Set problem:
Set each entry down verbatim, omitting images.

** Start Data to use **

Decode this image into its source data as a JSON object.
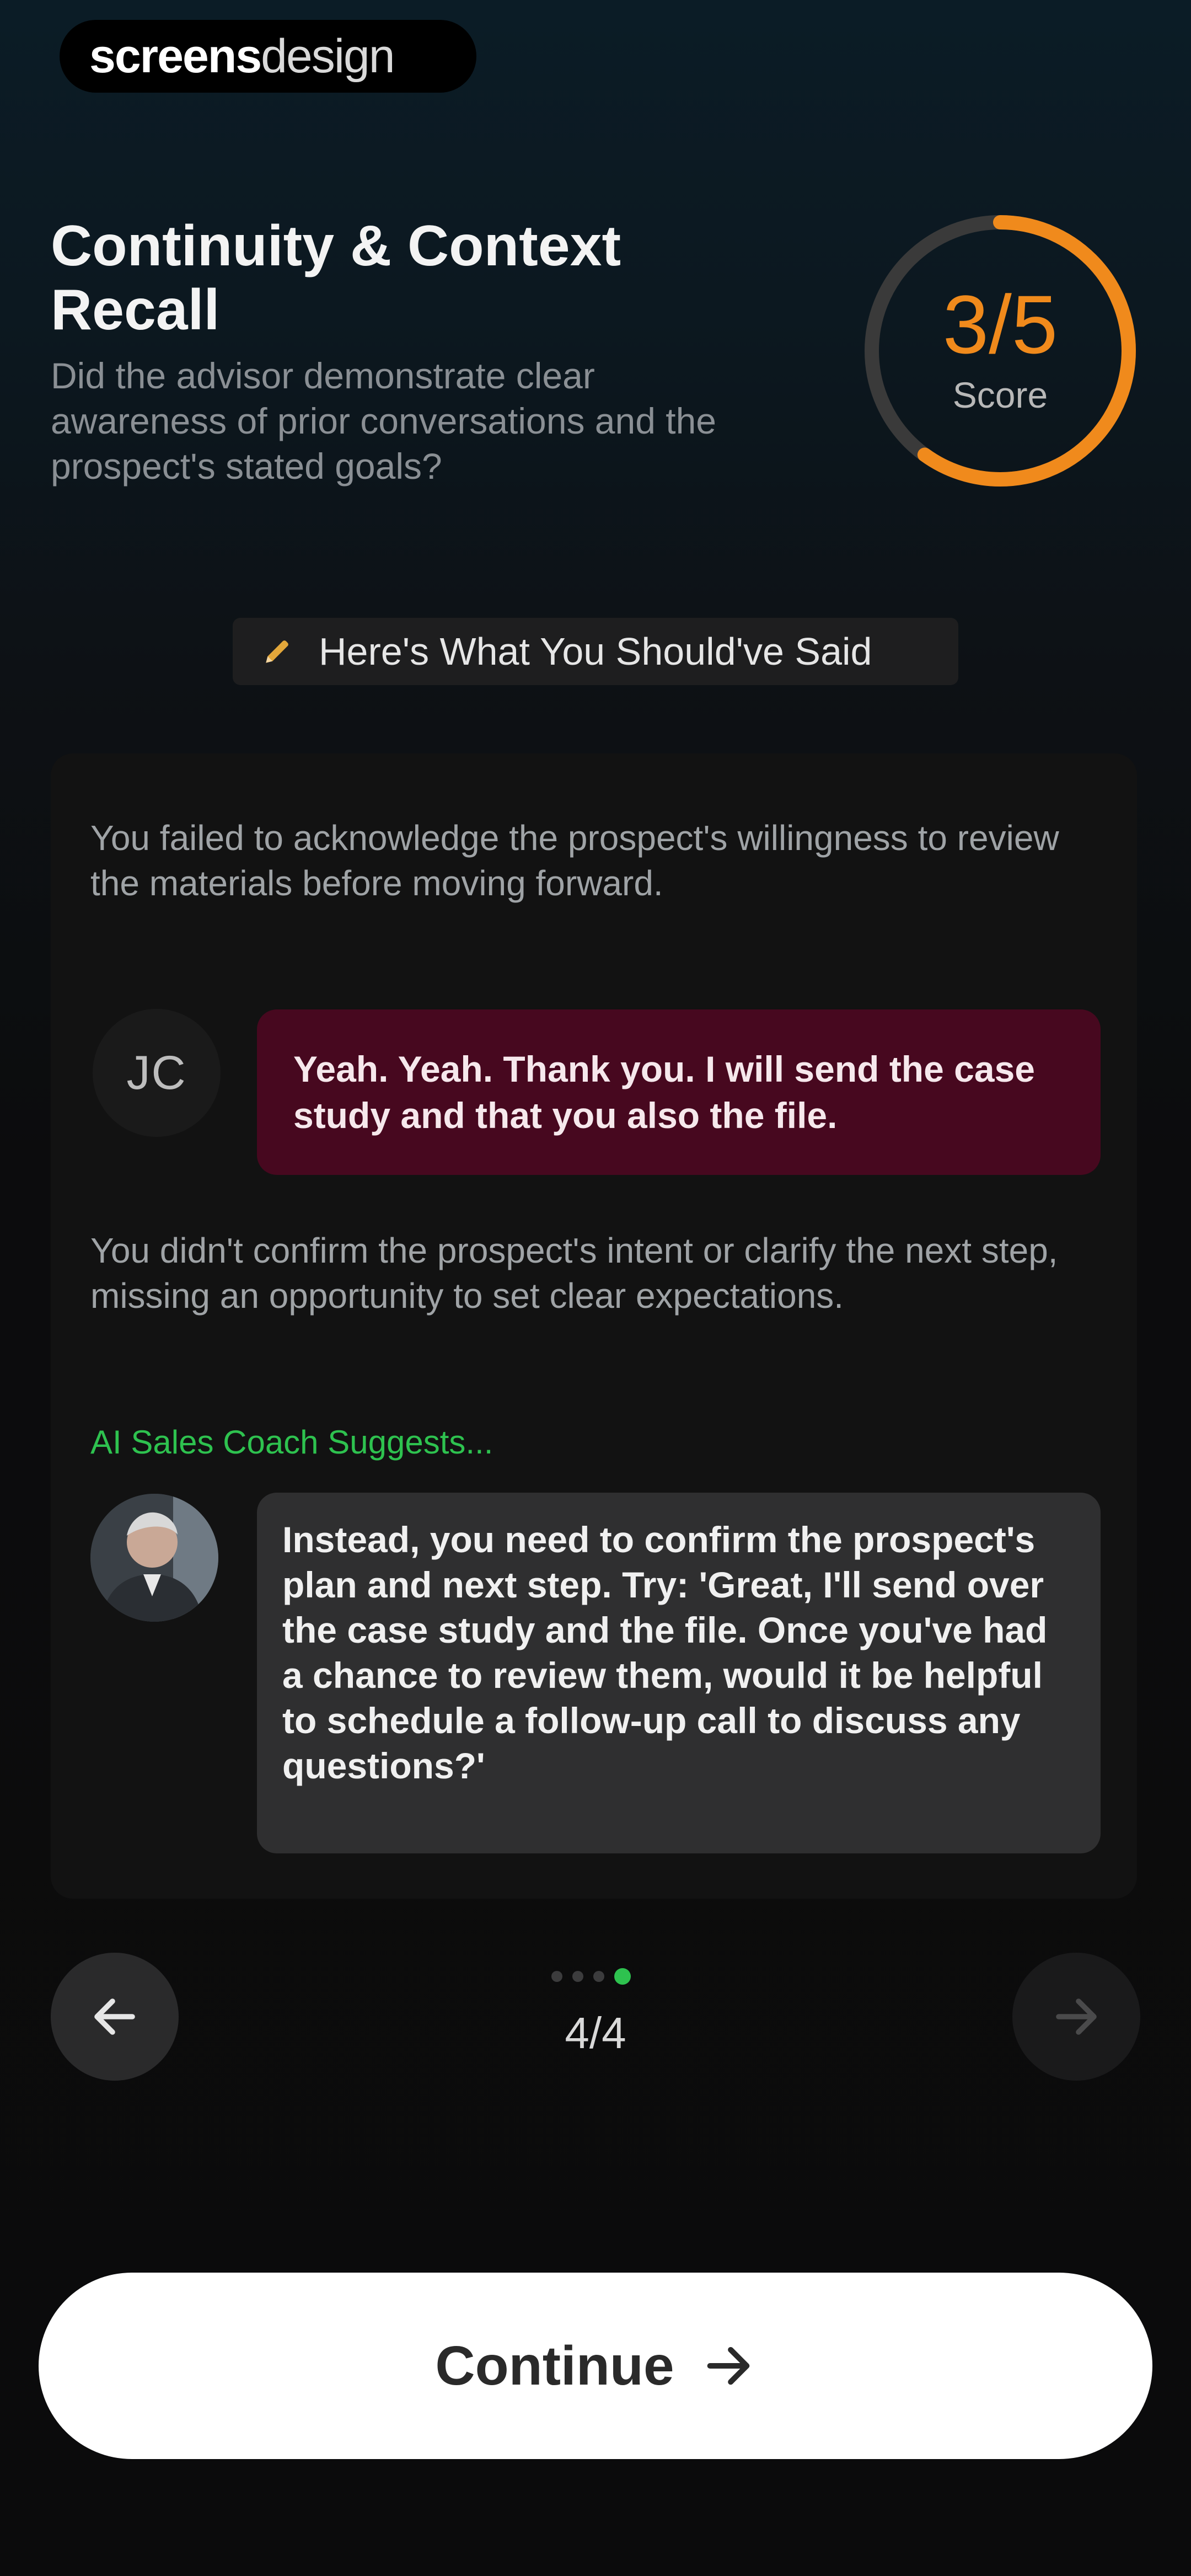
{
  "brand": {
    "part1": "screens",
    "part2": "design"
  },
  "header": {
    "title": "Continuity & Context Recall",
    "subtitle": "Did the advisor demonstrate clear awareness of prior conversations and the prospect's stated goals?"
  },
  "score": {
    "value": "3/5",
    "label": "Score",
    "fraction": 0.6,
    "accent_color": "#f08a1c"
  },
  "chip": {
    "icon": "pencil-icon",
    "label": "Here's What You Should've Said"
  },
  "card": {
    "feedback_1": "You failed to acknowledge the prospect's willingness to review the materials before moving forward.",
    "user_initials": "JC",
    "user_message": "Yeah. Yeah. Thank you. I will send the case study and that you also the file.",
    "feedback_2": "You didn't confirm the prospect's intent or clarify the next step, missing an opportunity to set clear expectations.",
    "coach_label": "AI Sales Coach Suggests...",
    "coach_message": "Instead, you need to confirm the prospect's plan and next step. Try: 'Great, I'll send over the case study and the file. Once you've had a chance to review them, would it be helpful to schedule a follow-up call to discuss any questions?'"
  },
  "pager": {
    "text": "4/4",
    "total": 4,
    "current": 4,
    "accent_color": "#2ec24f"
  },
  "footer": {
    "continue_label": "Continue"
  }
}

** End Data to use **

Task result:
Decode this image into its source data as a JSON object.
{
  "brand": {
    "part1": "screens",
    "part2": "design"
  },
  "header": {
    "title": "Continuity & Context Recall",
    "subtitle": "Did the advisor demonstrate clear awareness of prior conversations and the prospect's stated goals?"
  },
  "score": {
    "value": "3/5",
    "label": "Score",
    "fraction": 0.6,
    "accent_color": "#f08a1c"
  },
  "chip": {
    "icon": "pencil-icon",
    "label": "Here's What You Should've Said"
  },
  "card": {
    "feedback_1": "You failed to acknowledge the prospect's willingness to review the materials before moving forward.",
    "user_initials": "JC",
    "user_message": "Yeah. Yeah. Thank you. I will send the case study and that you also the file.",
    "feedback_2": "You didn't confirm the prospect's intent or clarify the next step, missing an opportunity to set clear expectations.",
    "coach_label": "AI Sales Coach Suggests...",
    "coach_message": "Instead, you need to confirm the prospect's plan and next step. Try: 'Great, I'll send over the case study and the file. Once you've had a chance to review them, would it be helpful to schedule a follow-up call to discuss any questions?'"
  },
  "pager": {
    "text": "4/4",
    "total": 4,
    "current": 4,
    "accent_color": "#2ec24f"
  },
  "footer": {
    "continue_label": "Continue"
  }
}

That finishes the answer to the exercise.